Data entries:
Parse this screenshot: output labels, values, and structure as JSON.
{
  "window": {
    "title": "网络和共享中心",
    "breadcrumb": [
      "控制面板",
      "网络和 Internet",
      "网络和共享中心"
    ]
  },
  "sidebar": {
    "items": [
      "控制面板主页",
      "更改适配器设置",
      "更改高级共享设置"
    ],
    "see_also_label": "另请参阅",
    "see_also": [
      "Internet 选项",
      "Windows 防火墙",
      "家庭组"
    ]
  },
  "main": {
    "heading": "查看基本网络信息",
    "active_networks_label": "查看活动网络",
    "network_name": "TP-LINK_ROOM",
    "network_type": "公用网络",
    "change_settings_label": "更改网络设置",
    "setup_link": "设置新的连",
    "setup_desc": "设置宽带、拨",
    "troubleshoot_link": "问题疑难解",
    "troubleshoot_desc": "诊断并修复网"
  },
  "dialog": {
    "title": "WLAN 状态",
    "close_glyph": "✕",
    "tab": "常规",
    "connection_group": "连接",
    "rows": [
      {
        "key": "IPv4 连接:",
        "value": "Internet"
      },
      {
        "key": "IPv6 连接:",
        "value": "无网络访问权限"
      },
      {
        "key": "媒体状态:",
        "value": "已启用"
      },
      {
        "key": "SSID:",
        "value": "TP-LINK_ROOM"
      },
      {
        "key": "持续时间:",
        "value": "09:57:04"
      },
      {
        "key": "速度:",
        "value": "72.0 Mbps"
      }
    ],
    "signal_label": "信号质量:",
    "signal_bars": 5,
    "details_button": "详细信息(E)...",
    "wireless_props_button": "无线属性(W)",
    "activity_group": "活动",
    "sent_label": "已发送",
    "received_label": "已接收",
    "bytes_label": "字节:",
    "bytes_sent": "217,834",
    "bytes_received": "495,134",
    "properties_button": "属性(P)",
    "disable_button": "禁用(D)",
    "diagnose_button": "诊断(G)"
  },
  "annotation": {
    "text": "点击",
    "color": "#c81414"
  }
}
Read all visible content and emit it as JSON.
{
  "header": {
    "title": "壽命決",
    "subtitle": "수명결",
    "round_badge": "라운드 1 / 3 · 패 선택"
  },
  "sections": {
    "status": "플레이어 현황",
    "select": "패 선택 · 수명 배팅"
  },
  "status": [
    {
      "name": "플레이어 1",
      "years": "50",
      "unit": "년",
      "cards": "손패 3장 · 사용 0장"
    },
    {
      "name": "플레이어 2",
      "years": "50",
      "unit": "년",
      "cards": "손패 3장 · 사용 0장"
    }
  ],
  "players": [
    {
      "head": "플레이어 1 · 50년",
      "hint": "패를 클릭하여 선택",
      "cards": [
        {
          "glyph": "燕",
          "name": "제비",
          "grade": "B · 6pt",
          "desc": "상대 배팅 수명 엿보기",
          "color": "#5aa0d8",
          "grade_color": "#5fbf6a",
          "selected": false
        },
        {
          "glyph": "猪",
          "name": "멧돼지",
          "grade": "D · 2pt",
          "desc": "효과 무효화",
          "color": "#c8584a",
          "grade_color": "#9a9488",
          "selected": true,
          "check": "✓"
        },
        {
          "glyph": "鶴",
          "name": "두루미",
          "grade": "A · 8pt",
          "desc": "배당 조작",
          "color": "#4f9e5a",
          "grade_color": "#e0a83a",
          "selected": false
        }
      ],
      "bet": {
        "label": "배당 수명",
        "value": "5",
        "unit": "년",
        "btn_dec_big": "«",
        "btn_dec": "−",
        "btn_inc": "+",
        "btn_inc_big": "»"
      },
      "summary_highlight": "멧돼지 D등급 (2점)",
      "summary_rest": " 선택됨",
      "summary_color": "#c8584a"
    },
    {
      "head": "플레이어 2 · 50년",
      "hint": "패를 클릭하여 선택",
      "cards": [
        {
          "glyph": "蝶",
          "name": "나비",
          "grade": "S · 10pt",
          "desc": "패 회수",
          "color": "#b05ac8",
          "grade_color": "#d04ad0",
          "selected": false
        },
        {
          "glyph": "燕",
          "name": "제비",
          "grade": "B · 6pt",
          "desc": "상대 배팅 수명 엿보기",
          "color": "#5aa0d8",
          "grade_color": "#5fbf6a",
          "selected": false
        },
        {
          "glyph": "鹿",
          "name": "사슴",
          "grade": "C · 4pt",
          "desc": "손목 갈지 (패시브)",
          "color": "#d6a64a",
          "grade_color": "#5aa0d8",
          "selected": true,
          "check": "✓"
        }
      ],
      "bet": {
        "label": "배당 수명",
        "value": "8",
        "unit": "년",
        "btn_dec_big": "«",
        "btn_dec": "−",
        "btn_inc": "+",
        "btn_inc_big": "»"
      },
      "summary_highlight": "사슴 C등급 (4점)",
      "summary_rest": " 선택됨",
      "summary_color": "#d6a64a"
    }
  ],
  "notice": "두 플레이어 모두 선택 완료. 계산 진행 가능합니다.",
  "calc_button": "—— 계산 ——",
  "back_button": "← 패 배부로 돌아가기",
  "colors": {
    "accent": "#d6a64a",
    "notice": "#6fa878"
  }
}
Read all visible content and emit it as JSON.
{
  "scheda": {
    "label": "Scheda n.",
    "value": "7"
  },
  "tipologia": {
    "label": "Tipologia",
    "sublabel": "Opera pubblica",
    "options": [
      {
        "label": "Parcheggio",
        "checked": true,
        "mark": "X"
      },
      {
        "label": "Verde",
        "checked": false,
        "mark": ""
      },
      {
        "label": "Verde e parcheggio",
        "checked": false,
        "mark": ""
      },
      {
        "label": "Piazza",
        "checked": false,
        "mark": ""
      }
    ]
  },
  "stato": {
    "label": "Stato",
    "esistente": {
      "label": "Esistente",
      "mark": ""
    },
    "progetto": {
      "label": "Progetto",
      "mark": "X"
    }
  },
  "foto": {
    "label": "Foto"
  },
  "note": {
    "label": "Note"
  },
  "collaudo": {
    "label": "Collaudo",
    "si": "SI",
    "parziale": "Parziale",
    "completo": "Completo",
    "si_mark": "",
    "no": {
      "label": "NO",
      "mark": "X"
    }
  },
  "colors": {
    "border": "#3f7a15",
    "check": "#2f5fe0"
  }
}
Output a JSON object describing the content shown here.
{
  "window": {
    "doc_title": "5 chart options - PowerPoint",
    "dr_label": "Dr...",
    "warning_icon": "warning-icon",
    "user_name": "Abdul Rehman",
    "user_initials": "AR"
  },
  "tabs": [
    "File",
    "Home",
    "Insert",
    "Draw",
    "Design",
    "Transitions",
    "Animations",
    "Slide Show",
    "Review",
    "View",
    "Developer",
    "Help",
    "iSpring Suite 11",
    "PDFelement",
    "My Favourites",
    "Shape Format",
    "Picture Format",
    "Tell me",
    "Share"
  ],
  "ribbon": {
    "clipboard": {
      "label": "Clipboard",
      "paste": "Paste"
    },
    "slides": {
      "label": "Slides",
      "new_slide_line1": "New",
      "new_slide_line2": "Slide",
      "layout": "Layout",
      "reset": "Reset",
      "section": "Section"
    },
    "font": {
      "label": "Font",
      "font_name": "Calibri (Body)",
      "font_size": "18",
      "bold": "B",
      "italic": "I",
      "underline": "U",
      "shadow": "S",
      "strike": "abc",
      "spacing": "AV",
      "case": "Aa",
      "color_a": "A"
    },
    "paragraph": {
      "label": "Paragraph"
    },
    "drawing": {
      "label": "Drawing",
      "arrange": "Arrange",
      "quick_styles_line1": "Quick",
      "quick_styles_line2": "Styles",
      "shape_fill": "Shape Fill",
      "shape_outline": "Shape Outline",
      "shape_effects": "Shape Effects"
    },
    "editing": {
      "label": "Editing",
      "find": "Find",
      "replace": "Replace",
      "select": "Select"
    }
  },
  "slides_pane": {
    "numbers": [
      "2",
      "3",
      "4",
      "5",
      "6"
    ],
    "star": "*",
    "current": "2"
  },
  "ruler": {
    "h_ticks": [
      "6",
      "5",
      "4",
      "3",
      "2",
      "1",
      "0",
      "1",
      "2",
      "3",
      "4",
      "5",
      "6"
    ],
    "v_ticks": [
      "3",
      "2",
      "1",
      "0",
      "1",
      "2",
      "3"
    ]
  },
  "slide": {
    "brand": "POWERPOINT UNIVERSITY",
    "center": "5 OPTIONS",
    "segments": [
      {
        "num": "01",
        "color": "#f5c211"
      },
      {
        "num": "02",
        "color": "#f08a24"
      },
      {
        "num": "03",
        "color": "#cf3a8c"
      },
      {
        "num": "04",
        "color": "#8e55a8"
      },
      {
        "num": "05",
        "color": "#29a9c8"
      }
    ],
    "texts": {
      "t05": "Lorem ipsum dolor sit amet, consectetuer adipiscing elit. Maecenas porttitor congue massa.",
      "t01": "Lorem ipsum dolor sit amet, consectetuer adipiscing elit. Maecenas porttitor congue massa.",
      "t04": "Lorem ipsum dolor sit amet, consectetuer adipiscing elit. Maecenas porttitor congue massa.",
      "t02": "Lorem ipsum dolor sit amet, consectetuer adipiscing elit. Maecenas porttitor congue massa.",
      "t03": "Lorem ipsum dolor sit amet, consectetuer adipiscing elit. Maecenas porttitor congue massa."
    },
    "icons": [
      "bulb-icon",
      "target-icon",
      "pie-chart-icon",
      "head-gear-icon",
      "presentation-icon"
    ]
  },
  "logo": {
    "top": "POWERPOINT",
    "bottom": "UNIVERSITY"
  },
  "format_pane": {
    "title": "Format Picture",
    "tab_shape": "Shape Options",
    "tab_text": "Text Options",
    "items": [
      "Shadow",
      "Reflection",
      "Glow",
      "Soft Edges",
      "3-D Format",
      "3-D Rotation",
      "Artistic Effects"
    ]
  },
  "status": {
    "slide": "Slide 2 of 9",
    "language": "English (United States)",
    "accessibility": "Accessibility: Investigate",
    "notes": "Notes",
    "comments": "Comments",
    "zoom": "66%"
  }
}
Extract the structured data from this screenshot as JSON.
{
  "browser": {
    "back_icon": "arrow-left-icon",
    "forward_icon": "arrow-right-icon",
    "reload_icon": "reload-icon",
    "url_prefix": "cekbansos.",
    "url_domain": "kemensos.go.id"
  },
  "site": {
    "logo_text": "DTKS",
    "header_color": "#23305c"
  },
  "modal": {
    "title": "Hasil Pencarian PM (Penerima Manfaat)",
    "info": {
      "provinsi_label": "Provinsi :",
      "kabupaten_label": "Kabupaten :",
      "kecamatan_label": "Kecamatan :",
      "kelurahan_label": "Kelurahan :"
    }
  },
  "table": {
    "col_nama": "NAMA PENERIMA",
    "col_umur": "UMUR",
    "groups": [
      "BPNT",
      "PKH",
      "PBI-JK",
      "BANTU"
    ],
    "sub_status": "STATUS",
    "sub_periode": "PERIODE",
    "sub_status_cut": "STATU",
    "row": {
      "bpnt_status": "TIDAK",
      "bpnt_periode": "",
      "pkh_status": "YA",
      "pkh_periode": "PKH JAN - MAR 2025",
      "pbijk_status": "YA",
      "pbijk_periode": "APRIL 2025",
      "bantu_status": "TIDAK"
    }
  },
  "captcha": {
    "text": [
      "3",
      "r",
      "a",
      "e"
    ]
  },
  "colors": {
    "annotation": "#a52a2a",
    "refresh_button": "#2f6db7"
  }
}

§ WHAT IS BEING ASKED:
All lines holding the word "JSON" should be picked out and copied.

§ SOLUTION TO THIS EXERCISE:
Parse this screenshot: output labels, values, and structure as JSON.
Read all visible content and emit it as JSON.
Read all visible content and emit it as JSON.
Output a JSON object describing the content shown here.
Extract the structured data from this screenshot as JSON.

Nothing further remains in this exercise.